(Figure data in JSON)
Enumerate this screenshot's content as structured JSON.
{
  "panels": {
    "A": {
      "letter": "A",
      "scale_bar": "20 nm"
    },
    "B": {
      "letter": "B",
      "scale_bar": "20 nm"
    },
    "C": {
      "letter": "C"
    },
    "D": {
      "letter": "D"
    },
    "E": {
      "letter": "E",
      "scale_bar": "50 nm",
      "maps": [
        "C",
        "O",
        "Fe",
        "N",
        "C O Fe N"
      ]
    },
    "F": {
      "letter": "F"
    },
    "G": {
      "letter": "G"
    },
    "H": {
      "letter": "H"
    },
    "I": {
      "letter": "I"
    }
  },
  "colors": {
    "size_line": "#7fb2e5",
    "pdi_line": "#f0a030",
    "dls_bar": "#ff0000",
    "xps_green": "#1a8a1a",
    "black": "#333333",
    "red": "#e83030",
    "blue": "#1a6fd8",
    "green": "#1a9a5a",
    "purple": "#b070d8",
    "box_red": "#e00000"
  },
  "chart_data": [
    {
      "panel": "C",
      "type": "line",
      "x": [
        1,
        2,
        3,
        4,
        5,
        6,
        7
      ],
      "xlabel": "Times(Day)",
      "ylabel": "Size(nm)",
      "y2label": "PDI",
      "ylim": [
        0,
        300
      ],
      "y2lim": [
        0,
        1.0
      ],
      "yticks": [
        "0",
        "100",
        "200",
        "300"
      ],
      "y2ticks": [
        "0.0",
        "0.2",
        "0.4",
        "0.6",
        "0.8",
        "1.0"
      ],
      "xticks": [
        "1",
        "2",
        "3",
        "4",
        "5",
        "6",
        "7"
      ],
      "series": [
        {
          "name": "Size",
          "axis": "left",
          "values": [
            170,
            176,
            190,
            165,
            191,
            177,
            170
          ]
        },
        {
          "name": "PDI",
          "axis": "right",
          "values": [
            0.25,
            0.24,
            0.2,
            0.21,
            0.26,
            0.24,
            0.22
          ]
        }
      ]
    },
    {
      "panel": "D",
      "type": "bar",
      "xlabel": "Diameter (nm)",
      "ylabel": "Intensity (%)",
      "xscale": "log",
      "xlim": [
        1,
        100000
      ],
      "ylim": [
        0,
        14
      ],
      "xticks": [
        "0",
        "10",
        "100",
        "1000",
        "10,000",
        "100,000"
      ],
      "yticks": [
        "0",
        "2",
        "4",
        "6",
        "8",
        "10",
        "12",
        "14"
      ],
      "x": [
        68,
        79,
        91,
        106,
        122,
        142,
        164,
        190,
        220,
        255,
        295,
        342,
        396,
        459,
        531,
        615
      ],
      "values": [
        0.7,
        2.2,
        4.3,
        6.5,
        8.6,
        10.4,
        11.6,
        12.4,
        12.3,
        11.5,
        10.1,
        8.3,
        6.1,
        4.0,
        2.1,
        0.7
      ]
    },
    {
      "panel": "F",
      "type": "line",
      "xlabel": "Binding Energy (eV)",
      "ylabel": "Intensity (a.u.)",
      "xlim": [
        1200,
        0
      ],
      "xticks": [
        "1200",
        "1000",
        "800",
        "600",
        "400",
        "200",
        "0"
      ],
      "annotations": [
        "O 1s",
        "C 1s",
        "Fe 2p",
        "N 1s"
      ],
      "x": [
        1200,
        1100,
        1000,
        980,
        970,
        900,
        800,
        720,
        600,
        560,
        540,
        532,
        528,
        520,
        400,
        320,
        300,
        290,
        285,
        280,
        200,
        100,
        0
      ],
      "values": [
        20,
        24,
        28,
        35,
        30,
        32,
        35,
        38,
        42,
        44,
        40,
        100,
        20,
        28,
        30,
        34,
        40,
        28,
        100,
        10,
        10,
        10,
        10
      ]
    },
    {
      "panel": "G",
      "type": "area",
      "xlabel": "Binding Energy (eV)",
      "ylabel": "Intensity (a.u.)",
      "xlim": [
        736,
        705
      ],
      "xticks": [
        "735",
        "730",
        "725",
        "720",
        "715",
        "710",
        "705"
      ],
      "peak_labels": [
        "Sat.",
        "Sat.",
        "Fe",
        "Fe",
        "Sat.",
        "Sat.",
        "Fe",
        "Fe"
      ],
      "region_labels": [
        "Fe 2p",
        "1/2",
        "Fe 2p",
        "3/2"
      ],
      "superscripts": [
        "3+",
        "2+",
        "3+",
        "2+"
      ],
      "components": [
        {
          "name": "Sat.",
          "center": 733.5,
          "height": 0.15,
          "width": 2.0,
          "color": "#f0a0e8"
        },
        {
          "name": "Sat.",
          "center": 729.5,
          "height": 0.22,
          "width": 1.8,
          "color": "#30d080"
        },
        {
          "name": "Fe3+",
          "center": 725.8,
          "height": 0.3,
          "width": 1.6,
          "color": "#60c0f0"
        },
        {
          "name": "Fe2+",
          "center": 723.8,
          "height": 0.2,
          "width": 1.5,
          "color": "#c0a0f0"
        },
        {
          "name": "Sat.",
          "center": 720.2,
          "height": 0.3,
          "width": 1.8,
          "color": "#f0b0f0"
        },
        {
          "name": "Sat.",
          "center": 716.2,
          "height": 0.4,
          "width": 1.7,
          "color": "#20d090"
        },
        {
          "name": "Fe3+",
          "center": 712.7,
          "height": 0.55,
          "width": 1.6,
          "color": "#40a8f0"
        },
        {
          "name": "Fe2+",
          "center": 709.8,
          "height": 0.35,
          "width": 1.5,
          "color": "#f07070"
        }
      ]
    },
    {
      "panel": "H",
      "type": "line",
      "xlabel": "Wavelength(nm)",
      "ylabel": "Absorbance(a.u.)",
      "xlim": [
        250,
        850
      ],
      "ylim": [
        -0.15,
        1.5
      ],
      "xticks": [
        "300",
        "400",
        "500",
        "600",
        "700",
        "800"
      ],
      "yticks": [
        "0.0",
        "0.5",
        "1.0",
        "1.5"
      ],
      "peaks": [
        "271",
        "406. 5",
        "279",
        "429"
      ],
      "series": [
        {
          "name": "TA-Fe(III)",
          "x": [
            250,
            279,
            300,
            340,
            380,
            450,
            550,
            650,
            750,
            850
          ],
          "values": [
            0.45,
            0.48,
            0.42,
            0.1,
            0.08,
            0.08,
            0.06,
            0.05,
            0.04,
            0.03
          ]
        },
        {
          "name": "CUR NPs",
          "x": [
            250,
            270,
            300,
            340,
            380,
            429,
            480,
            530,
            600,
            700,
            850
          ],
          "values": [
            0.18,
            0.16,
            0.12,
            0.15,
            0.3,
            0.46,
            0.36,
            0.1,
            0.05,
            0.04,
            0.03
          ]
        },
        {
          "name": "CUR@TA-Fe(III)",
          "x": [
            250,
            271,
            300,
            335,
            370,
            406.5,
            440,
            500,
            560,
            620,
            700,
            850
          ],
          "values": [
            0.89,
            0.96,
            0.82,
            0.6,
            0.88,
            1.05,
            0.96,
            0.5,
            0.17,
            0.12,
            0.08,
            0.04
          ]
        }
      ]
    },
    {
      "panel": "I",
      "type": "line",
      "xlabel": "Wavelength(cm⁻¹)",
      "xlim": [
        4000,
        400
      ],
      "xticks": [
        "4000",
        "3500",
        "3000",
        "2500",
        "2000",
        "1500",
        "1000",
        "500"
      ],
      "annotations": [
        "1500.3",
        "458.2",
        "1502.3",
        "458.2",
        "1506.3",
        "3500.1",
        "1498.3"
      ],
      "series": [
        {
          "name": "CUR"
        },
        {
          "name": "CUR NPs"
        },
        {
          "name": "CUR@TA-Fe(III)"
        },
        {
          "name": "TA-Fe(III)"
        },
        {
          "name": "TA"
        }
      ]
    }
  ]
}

Instructions to follow: Extract every entry in the listing word for word.

Exercise response:
Enumerate this screenshot's content as structured JSON.
{
  "panels": {
    "A": {
      "letter": "A",
      "scale_bar": "20 nm"
    },
    "B": {
      "letter": "B",
      "scale_bar": "20 nm"
    },
    "C": {
      "letter": "C"
    },
    "D": {
      "letter": "D"
    },
    "E": {
      "letter": "E",
      "scale_bar": "50 nm",
      "maps": [
        "C",
        "O",
        "Fe",
        "N",
        "C O Fe N"
      ]
    },
    "F": {
      "letter": "F"
    },
    "G": {
      "letter": "G"
    },
    "H": {
      "letter": "H"
    },
    "I": {
      "letter": "I"
    }
  },
  "colors": {
    "size_line": "#7fb2e5",
    "pdi_line": "#f0a030",
    "dls_bar": "#ff0000",
    "xps_green": "#1a8a1a",
    "black": "#333333",
    "red": "#e83030",
    "blue": "#1a6fd8",
    "green": "#1a9a5a",
    "purple": "#b070d8",
    "box_red": "#e00000"
  },
  "chart_data": [
    {
      "panel": "C",
      "type": "line",
      "x": [
        1,
        2,
        3,
        4,
        5,
        6,
        7
      ],
      "xlabel": "Times(Day)",
      "ylabel": "Size(nm)",
      "y2label": "PDI",
      "ylim": [
        0,
        300
      ],
      "y2lim": [
        0,
        1.0
      ],
      "yticks": [
        "0",
        "100",
        "200",
        "300"
      ],
      "y2ticks": [
        "0.0",
        "0.2",
        "0.4",
        "0.6",
        "0.8",
        "1.0"
      ],
      "xticks": [
        "1",
        "2",
        "3",
        "4",
        "5",
        "6",
        "7"
      ],
      "series": [
        {
          "name": "Size",
          "axis": "left",
          "values": [
            170,
            176,
            190,
            165,
            191,
            177,
            170
          ]
        },
        {
          "name": "PDI",
          "axis": "right",
          "values": [
            0.25,
            0.24,
            0.2,
            0.21,
            0.26,
            0.24,
            0.22
          ]
        }
      ]
    },
    {
      "panel": "D",
      "type": "bar",
      "xlabel": "Diameter (nm)",
      "ylabel": "Intensity (%)",
      "xscale": "log",
      "xlim": [
        1,
        100000
      ],
      "ylim": [
        0,
        14
      ],
      "xticks": [
        "0",
        "10",
        "100",
        "1000",
        "10,000",
        "100,000"
      ],
      "yticks": [
        "0",
        "2",
        "4",
        "6",
        "8",
        "10",
        "12",
        "14"
      ],
      "x": [
        68,
        79,
        91,
        106,
        122,
        142,
        164,
        190,
        220,
        255,
        295,
        342,
        396,
        459,
        531,
        615
      ],
      "values": [
        0.7,
        2.2,
        4.3,
        6.5,
        8.6,
        10.4,
        11.6,
        12.4,
        12.3,
        11.5,
        10.1,
        8.3,
        6.1,
        4.0,
        2.1,
        0.7
      ]
    },
    {
      "panel": "F",
      "type": "line",
      "xlabel": "Binding Energy (eV)",
      "ylabel": "Intensity (a.u.)",
      "xlim": [
        1200,
        0
      ],
      "xticks": [
        "1200",
        "1000",
        "800",
        "600",
        "400",
        "200",
        "0"
      ],
      "annotations": [
        "O 1s",
        "C 1s",
        "Fe 2p",
        "N 1s"
      ],
      "x": [
        1200,
        1100,
        1000,
        980,
        970,
        900,
        800,
        720,
        600,
        560,
        540,
        532,
        528,
        520,
        400,
        320,
        300,
        290,
        285,
        280,
        200,
        100,
        0
      ],
      "values": [
        20,
        24,
        28,
        35,
        30,
        32,
        35,
        38,
        42,
        44,
        40,
        100,
        20,
        28,
        30,
        34,
        40,
        28,
        100,
        10,
        10,
        10,
        10
      ]
    },
    {
      "panel": "G",
      "type": "area",
      "xlabel": "Binding Energy (eV)",
      "ylabel": "Intensity (a.u.)",
      "xlim": [
        736,
        705
      ],
      "xticks": [
        "735",
        "730",
        "725",
        "720",
        "715",
        "710",
        "705"
      ],
      "peak_labels": [
        "Sat.",
        "Sat.",
        "Fe",
        "Fe",
        "Sat.",
        "Sat.",
        "Fe",
        "Fe"
      ],
      "region_labels": [
        "Fe 2p",
        "1/2",
        "Fe 2p",
        "3/2"
      ],
      "superscripts": [
        "3+",
        "2+",
        "3+",
        "2+"
      ],
      "components": [
        {
          "name": "Sat.",
          "center": 733.5,
          "height": 0.15,
          "width": 2.0,
          "color": "#f0a0e8"
        },
        {
          "name": "Sat.",
          "center": 729.5,
          "height": 0.22,
          "width": 1.8,
          "color": "#30d080"
        },
        {
          "name": "Fe3+",
          "center": 725.8,
          "height": 0.3,
          "width": 1.6,
          "color": "#60c0f0"
        },
        {
          "name": "Fe2+",
          "center": 723.8,
          "height": 0.2,
          "width": 1.5,
          "color": "#c0a0f0"
        },
        {
          "name": "Sat.",
          "center": 720.2,
          "height": 0.3,
          "width": 1.8,
          "color": "#f0b0f0"
        },
        {
          "name": "Sat.",
          "center": 716.2,
          "height": 0.4,
          "width": 1.7,
          "color": "#20d090"
        },
        {
          "name": "Fe3+",
          "center": 712.7,
          "height": 0.55,
          "width": 1.6,
          "color": "#40a8f0"
        },
        {
          "name": "Fe2+",
          "center": 709.8,
          "height": 0.35,
          "width": 1.5,
          "color": "#f07070"
        }
      ]
    },
    {
      "panel": "H",
      "type": "line",
      "xlabel": "Wavelength(nm)",
      "ylabel": "Absorbance(a.u.)",
      "xlim": [
        250,
        850
      ],
      "ylim": [
        -0.15,
        1.5
      ],
      "xticks": [
        "300",
        "400",
        "500",
        "600",
        "700",
        "800"
      ],
      "yticks": [
        "0.0",
        "0.5",
        "1.0",
        "1.5"
      ],
      "peaks": [
        "271",
        "406. 5",
        "279",
        "429"
      ],
      "series": [
        {
          "name": "TA-Fe(III)",
          "x": [
            250,
            279,
            300,
            340,
            380,
            450,
            550,
            650,
            750,
            850
          ],
          "values": [
            0.45,
            0.48,
            0.42,
            0.1,
            0.08,
            0.08,
            0.06,
            0.05,
            0.04,
            0.03
          ]
        },
        {
          "name": "CUR NPs",
          "x": [
            250,
            270,
            300,
            340,
            380,
            429,
            480,
            530,
            600,
            700,
            850
          ],
          "values": [
            0.18,
            0.16,
            0.12,
            0.15,
            0.3,
            0.46,
            0.36,
            0.1,
            0.05,
            0.04,
            0.03
          ]
        },
        {
          "name": "CUR@TA-Fe(III)",
          "x": [
            250,
            271,
            300,
            335,
            370,
            406.5,
            440,
            500,
            560,
            620,
            700,
            850
          ],
          "values": [
            0.89,
            0.96,
            0.82,
            0.6,
            0.88,
            1.05,
            0.96,
            0.5,
            0.17,
            0.12,
            0.08,
            0.04
          ]
        }
      ]
    },
    {
      "panel": "I",
      "type": "line",
      "xlabel": "Wavelength(cm⁻¹)",
      "xlim": [
        4000,
        400
      ],
      "xticks": [
        "4000",
        "3500",
        "3000",
        "2500",
        "2000",
        "1500",
        "1000",
        "500"
      ],
      "annotations": [
        "1500.3",
        "458.2",
        "1502.3",
        "458.2",
        "1506.3",
        "3500.1",
        "1498.3"
      ],
      "series": [
        {
          "name": "CUR"
        },
        {
          "name": "CUR NPs"
        },
        {
          "name": "CUR@TA-Fe(III)"
        },
        {
          "name": "TA-Fe(III)"
        },
        {
          "name": "TA"
        }
      ]
    }
  ]
}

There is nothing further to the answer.